BRIEF ::
Give the count of lines holding the string "nicht" and nothing else.

START RAW DATA

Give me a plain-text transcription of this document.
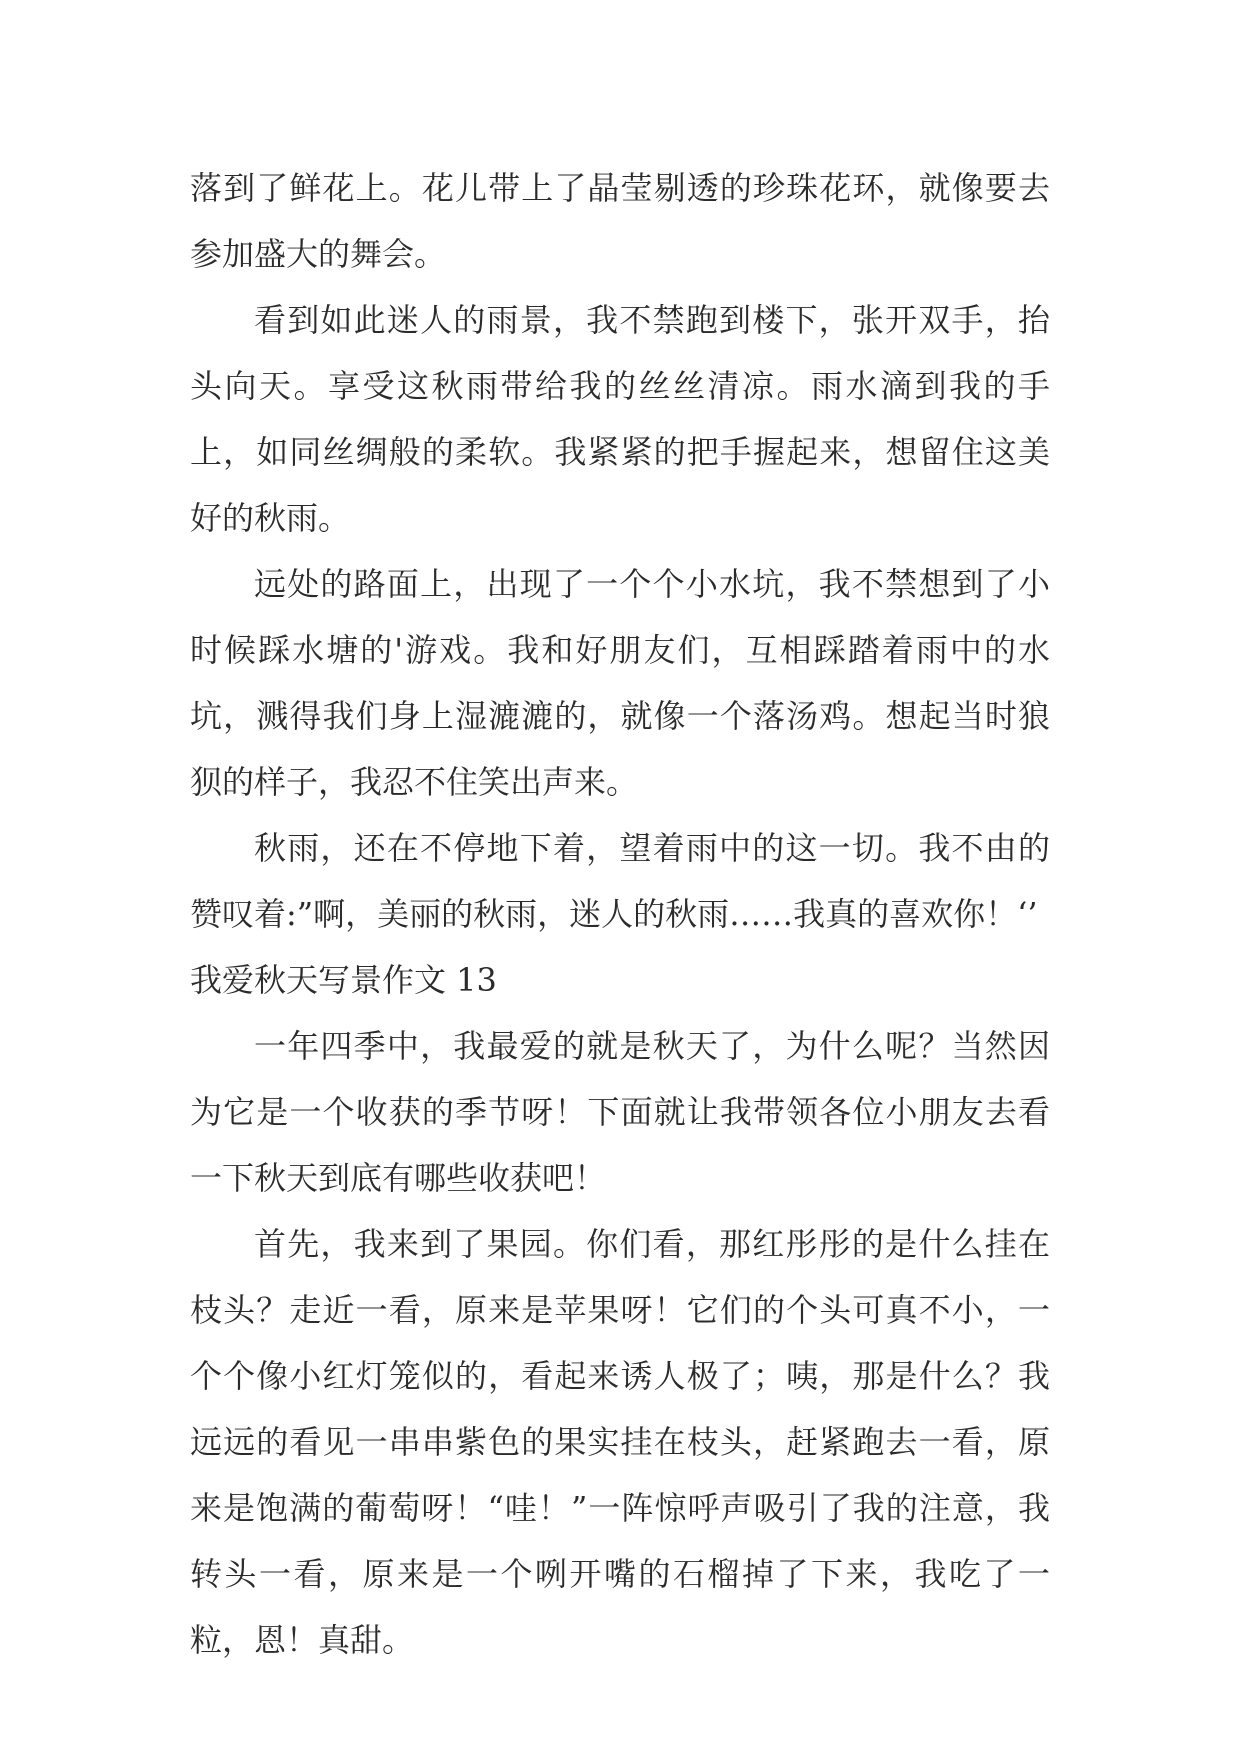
落到了鲜花上。花儿带上了晶莹剔透的珍珠花环，就像要去参加盛大的舞会。

看到如此迷人的雨景，我不禁跑到楼下，张开双手，抬头向天。享受这秋雨带给我的丝丝清凉。雨水滴到我的手上，如同丝绸般的柔软。我紧紧的把手握起来，想留住这美好的秋雨。

远处的路面上，出现了一个个小水坑，我不禁想到了小时候踩水塘的'游戏。我和好朋友们，互相踩踏着雨中的水坑，溅得我们身上湿漉漉的，就像一个落汤鸡。想起当时狼狈的样子，我忍不住笑出声来。

秋雨，还在不停地下着，望着雨中的这一切。我不由的赞叹着:”啊，美丽的秋雨，迷人的秋雨……我真的喜欢你！‘’

我爱秋天写景作文 13

一年四季中，我最爱的就是秋天了，为什么呢？当然因为它是一个收获的季节呀！下面就让我带领各位小朋友去看一下秋天到底有哪些收获吧！

首先，我来到了果园。你们看，那红彤彤的是什么挂在枝头？走近一看，原来是苹果呀！它们的个头可真不小，一个个像小红灯笼似的，看起来诱人极了；咦，那是什么？我远远的看见一串串紫色的果实挂在枝头，赶紧跑去一看，原来是饱满的葡萄呀！“哇！”一阵惊呼声吸引了我的注意，我转头一看，原来是一个咧开嘴的石榴掉了下来，我吃了一粒，恩！真甜。
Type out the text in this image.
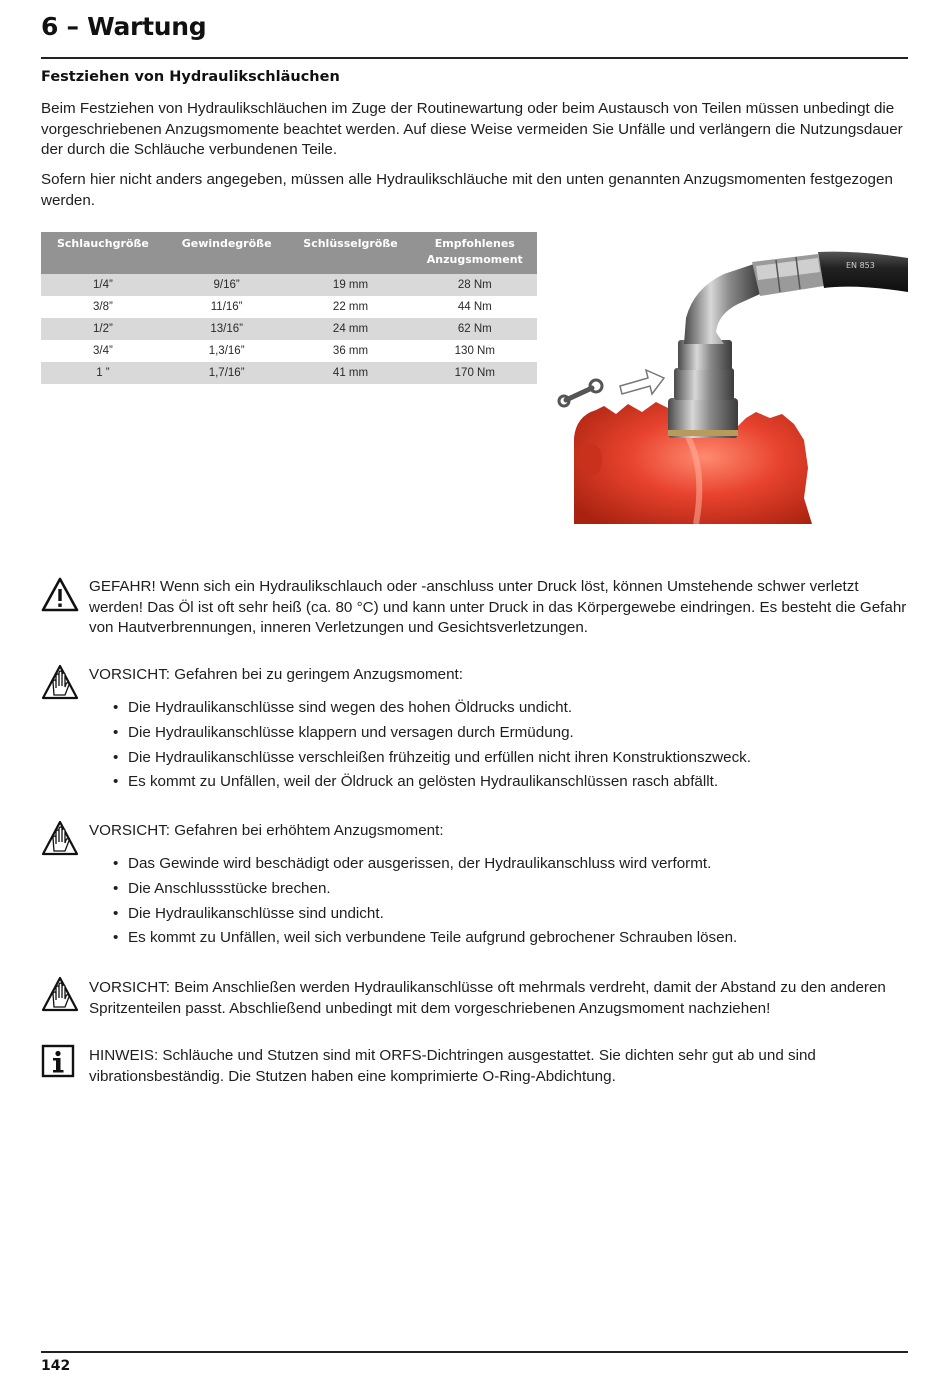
6 – Wartung
Festziehen von Hydraulikschläuchen

Beim Festziehen von Hydraulikschläuchen im Zuge der Routinewartung oder beim Austausch von Teilen müssen unbedingt die vorgeschriebenen Anzugsmomente beachtet werden. Auf diese Weise vermeiden Sie Unfälle und verlängern die Nutzungsdauer der durch die Schläuche verbundenen Teile.

Sofern hier nicht anders angegeben, müssen alle Hydraulikschläuche mit den unten genannten Anzugsmomenten festgezogen werden.

Schlauchgröße	Gewindegröße	Schlüsselgröße	Empfohlenes Anzugsmoment
1/4”	9/16”	19 mm	28 Nm
3/8”	11/16”	22 mm	44 Nm
1/2”	13/16”	24 mm	62 Nm
3/4”	1,3/16”	36 mm	130 Nm
1 ”	1,7/16”	41 mm	170 Nm
EN 853
GEFAHR! Wenn sich ein Hydraulikschlauch oder -anschluss unter Druck löst, können Umstehende schwer verletzt werden! Das Öl ist oft sehr heiß (ca. 80 °C) und kann unter Druck in das Körpergewebe eindringen. Es besteht die Gefahr von Hautverbrennungen, inneren Verletzungen und Gesichtsverletzungen.
VORSICHT: Gefahren bei zu geringem Anzugsmoment:
• Die Hydraulikanschlüsse sind wegen des hohen Öldrucks undicht.
• Die Hydraulikanschlüsse klappern und versagen durch Ermüdung.
• Die Hydraulikanschlüsse verschleißen frühzeitig und erfüllen nicht ihren Konstruktionszweck.
• Es kommt zu Unfällen, weil der Öldruck an gelösten Hydraulikanschlüssen rasch abfällt.
VORSICHT: Gefahren bei erhöhtem Anzugsmoment:
• Das Gewinde wird beschädigt oder ausgerissen, der Hydraulikanschluss wird verformt.
• Die Anschlussstücke brechen.
• Die Hydraulikanschlüsse sind undicht.
• Es kommt zu Unfällen, weil sich verbundene Teile aufgrund gebrochener Schrauben lösen.
VORSICHT: Beim Anschließen werden Hydraulikanschlüsse oft mehrmals verdreht, damit der Abstand zu den anderen Spritzenteilen passt. Abschließend unbedingt mit dem vorgeschriebenen Anzugsmoment nachziehen!
HINWEIS: Schläuche und Stutzen sind mit ORFS-Dichtringen ausgestattet. Sie dichten sehr gut ab und sind vibrationsbeständig. Die Stutzen haben eine komprimierte O-Ring-Abdichtung.
142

END RAW DATA

SOLUTION FOR THIS PROBLEM ::
2